▶ What you have to do:
Find every line in the records below that contains the word "Winnings", and copy each such line.

▶ Records:
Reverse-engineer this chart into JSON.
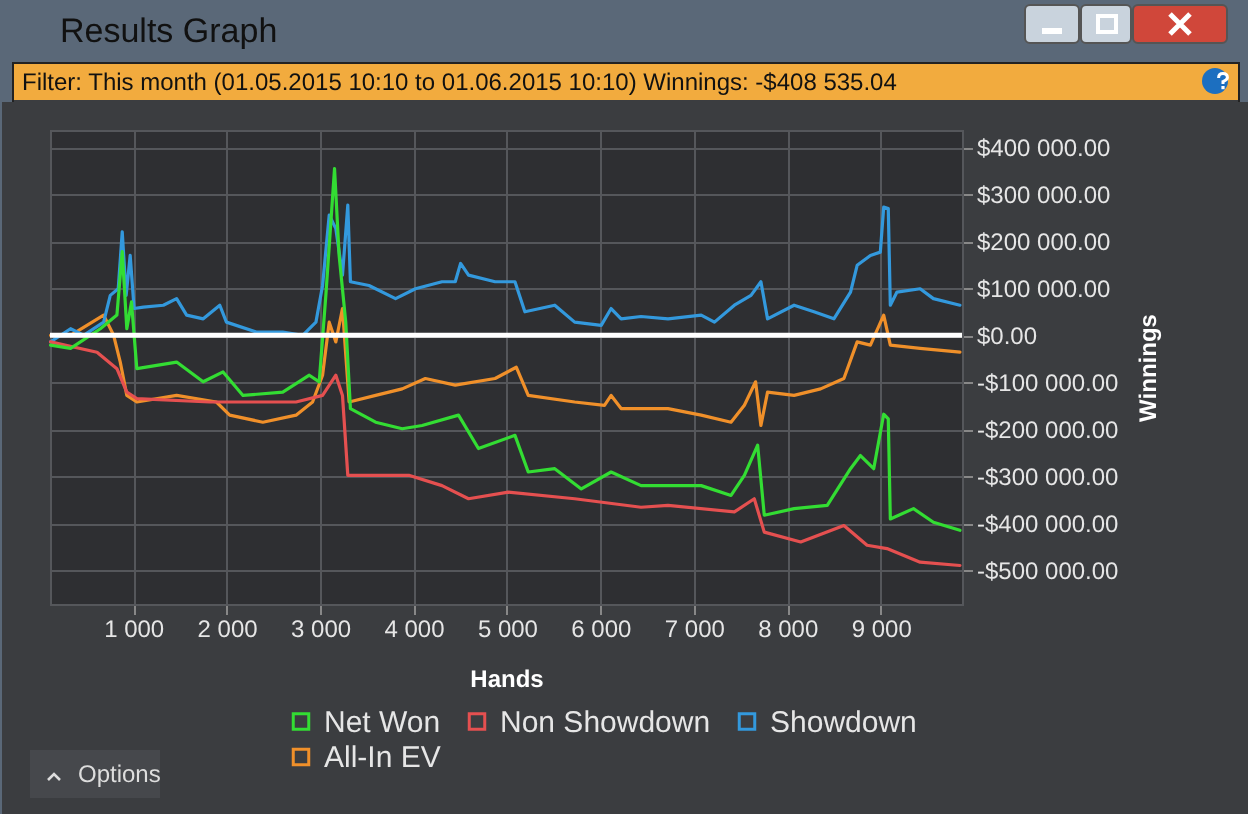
{
  "chart_data": {
    "type": "line",
    "title": "Results Graph",
    "subtitle": "Filter: This month (01.05.2015 10:10 to 01.06.2015 10:10) Winnings: -$408 535.04",
    "xlabel": "Hands",
    "ylabel": "Winnings",
    "annotations": [
      "Options"
    ],
    "xlim": [
      110,
      9870
    ],
    "ylim": [
      -572000,
      437000
    ],
    "xticks": [
      {
        "value": 1000,
        "label": "1 000"
      },
      {
        "value": 2000,
        "label": "2 000"
      },
      {
        "value": 3000,
        "label": "3 000"
      },
      {
        "value": 4000,
        "label": "4 000"
      },
      {
        "value": 5000,
        "label": "5 000"
      },
      {
        "value": 6000,
        "label": "6 000"
      },
      {
        "value": 7000,
        "label": "7 000"
      },
      {
        "value": 8000,
        "label": "8 000"
      },
      {
        "value": 9000,
        "label": "9 000"
      }
    ],
    "yticks": [
      {
        "value": 400000,
        "label": "$400 000.00"
      },
      {
        "value": 300000,
        "label": "$300 000.00"
      },
      {
        "value": 200000,
        "label": "$200 000.00"
      },
      {
        "value": 100000,
        "label": "$100 000.00"
      },
      {
        "value": 0,
        "label": "$0.00"
      },
      {
        "value": -100000,
        "label": "-$100 000.00"
      },
      {
        "value": -200000,
        "label": "-$200 000.00"
      },
      {
        "value": -300000,
        "label": "-$300 000.00"
      },
      {
        "value": -400000,
        "label": "-$400 000.00"
      },
      {
        "value": -500000,
        "label": "-$500 000.00"
      }
    ],
    "grid": true,
    "legend": "bottom",
    "ref_lines": [
      {
        "axis": "y",
        "value": 0,
        "color": "#ffffff"
      }
    ],
    "series": [
      {
        "name": "Net Won",
        "color": "#33dd33",
        "x": [
          116,
          330,
          649,
          826,
          883,
          932,
          982,
          1039,
          1465,
          1749,
          1962,
          2175,
          2601,
          2885,
          2991,
          3062,
          3155,
          3204,
          3275,
          3325,
          3595,
          3879,
          4092,
          4482,
          4695,
          5086,
          5228,
          5512,
          5796,
          6115,
          6435,
          6724,
          7079,
          7398,
          7541,
          7683,
          7754,
          8073,
          8428,
          8677,
          8783,
          8925,
          9032,
          9081,
          9103,
          9351,
          9564,
          9848
        ],
        "values": [
          -21000,
          -28000,
          14000,
          43000,
          178000,
          14000,
          71000,
          -71000,
          -57000,
          -99000,
          -78000,
          -128000,
          -121000,
          -85000,
          -99000,
          85000,
          355000,
          170000,
          28000,
          -156000,
          -185000,
          -199000,
          -192000,
          -170000,
          -241000,
          -213000,
          -291000,
          -284000,
          -327000,
          -291000,
          -320000,
          -320000,
          -320000,
          -341000,
          -298000,
          -234000,
          -383000,
          -369000,
          -362000,
          -284000,
          -256000,
          -284000,
          -168000,
          -178000,
          -391000,
          -369000,
          -398000,
          -415000
        ]
      },
      {
        "name": "Non Showdown",
        "color": "#e55050",
        "x": [
          116,
          613,
          826,
          932,
          1039,
          1820,
          2743,
          3027,
          3169,
          3240,
          3297,
          3950,
          4305,
          4589,
          5015,
          5725,
          6435,
          6724,
          7434,
          7647,
          7754,
          8144,
          8606,
          8854,
          9067,
          9422,
          9848
        ],
        "values": [
          -14000,
          -36000,
          -71000,
          -121000,
          -135000,
          -142000,
          -142000,
          -128000,
          -85000,
          -128000,
          -298000,
          -298000,
          -320000,
          -348000,
          -334000,
          -348000,
          -366000,
          -362000,
          -376000,
          -348000,
          -419000,
          -440000,
          -405000,
          -447000,
          -454000,
          -483000,
          -490000
        ]
      },
      {
        "name": "Showdown",
        "color": "#3399dd",
        "x": [
          116,
          330,
          470,
          684,
          755,
          840,
          883,
          925,
          968,
          1010,
          1110,
          1323,
          1465,
          1572,
          1750,
          1927,
          1998,
          2317,
          2601,
          2814,
          2956,
          3027,
          3098,
          3169,
          3240,
          3297,
          3325,
          3524,
          3808,
          4021,
          4305,
          4447,
          4504,
          4589,
          4873,
          5086,
          5192,
          5512,
          5725,
          6009,
          6115,
          6222,
          6435,
          6724,
          7079,
          7221,
          7434,
          7612,
          7718,
          7789,
          8073,
          8286,
          8499,
          8677,
          8748,
          8890,
          8996,
          9032,
          9081,
          9103,
          9174,
          9422,
          9564,
          9848
        ],
        "values": [
          -14000,
          14000,
          0,
          28000,
          85000,
          99000,
          220000,
          85000,
          170000,
          57000,
          60000,
          64000,
          78000,
          43000,
          35000,
          64000,
          28000,
          7000,
          7000,
          0,
          28000,
          106000,
          256000,
          227000,
          128000,
          277000,
          114000,
          106000,
          78000,
          99000,
          114000,
          114000,
          153000,
          128000,
          114000,
          114000,
          50000,
          64000,
          28000,
          21000,
          57000,
          35000,
          40000,
          35000,
          43000,
          28000,
          64000,
          85000,
          114000,
          35000,
          64000,
          50000,
          35000,
          92000,
          149000,
          170000,
          177000,
          273000,
          270000,
          64000,
          92000,
          99000,
          78000,
          64000
        ]
      },
      {
        "name": "All-In EV",
        "color": "#f0902a",
        "x": [
          116,
          330,
          684,
          791,
          862,
          932,
          1039,
          1465,
          1891,
          2033,
          2388,
          2743,
          2920,
          3027,
          3098,
          3169,
          3240,
          3311,
          3595,
          3879,
          4127,
          4447,
          4873,
          5100,
          5228,
          5725,
          6044,
          6115,
          6222,
          6435,
          6724,
          7079,
          7398,
          7541,
          7661,
          7718,
          7789,
          8073,
          8357,
          8606,
          8748,
          8890,
          9032,
          9103,
          9422,
          9848
        ],
        "values": [
          0,
          0,
          43000,
          0,
          -57000,
          -128000,
          -142000,
          -128000,
          -142000,
          -170000,
          -185000,
          -170000,
          -142000,
          -85000,
          28000,
          -14000,
          57000,
          -142000,
          -128000,
          -114000,
          -92000,
          -106000,
          -92000,
          -68000,
          -128000,
          -142000,
          -149000,
          -128000,
          -156000,
          -156000,
          -156000,
          -170000,
          -185000,
          -149000,
          -99000,
          -192000,
          -121000,
          -128000,
          -114000,
          -92000,
          -14000,
          -21000,
          43000,
          -21000,
          -28000,
          -36000
        ]
      }
    ]
  }
}
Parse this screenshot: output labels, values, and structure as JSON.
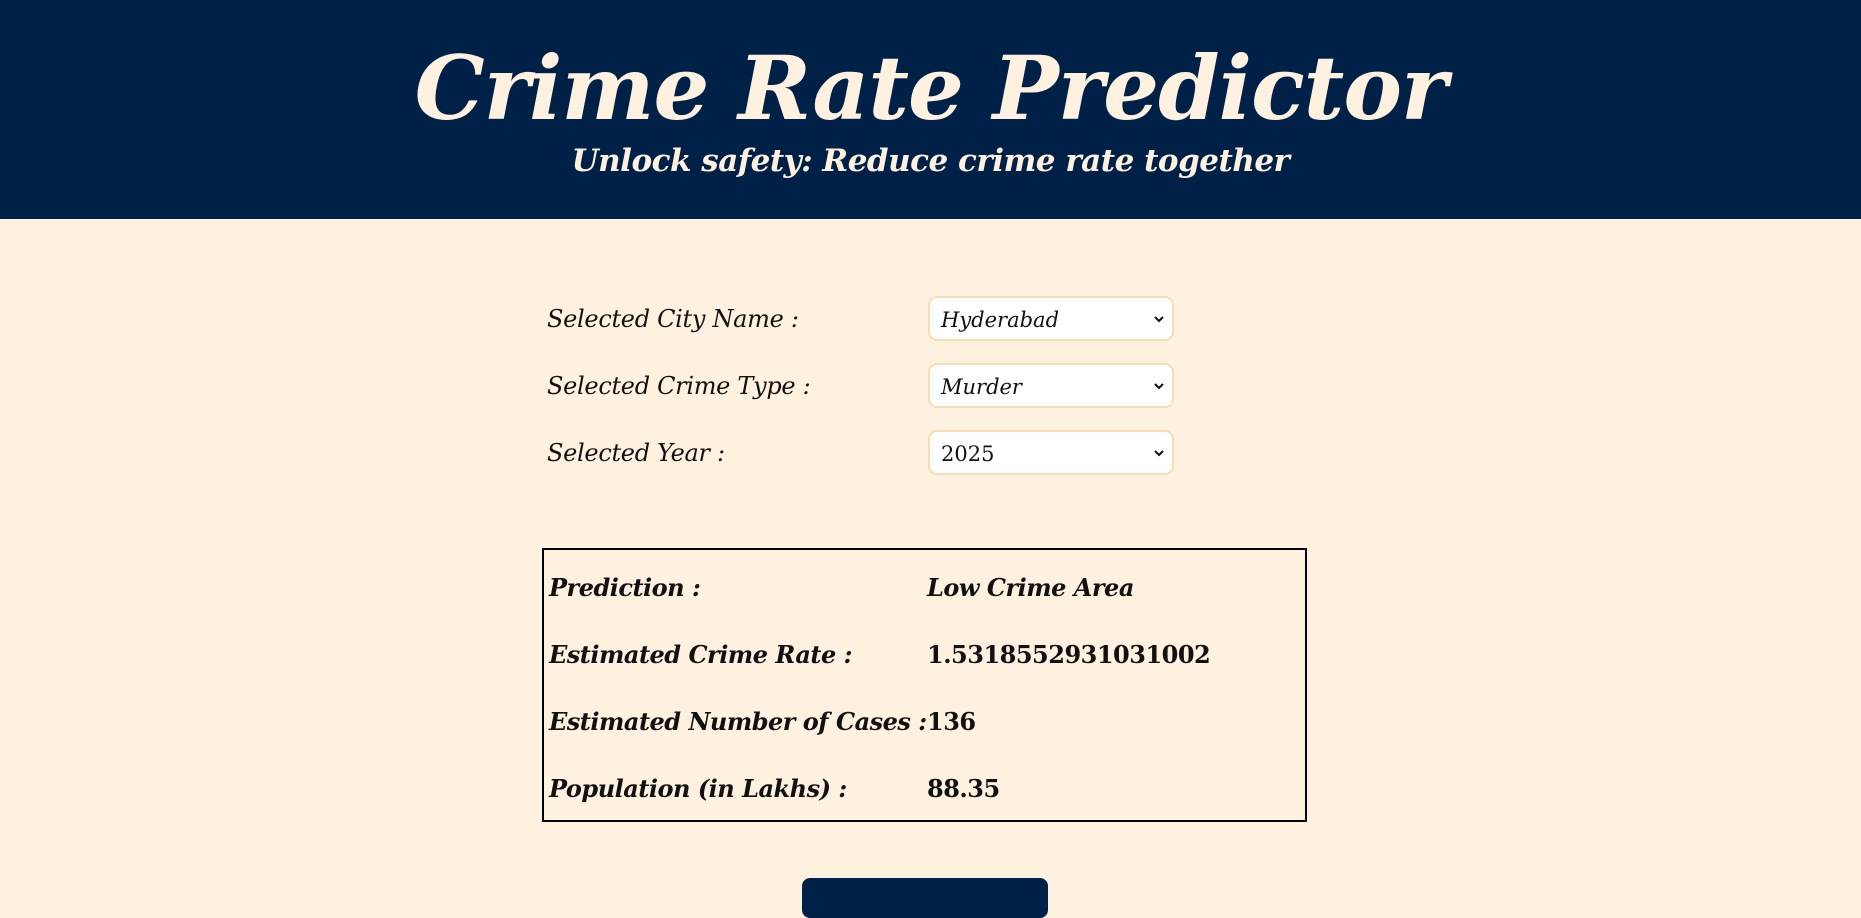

▶ Exercise result:
    "subtitle": "Filter: This month (01.05.2015 10:10 to 01.06.2015 10:10) Winnings: -$408 535.04",
    "ylabel": "Winnings",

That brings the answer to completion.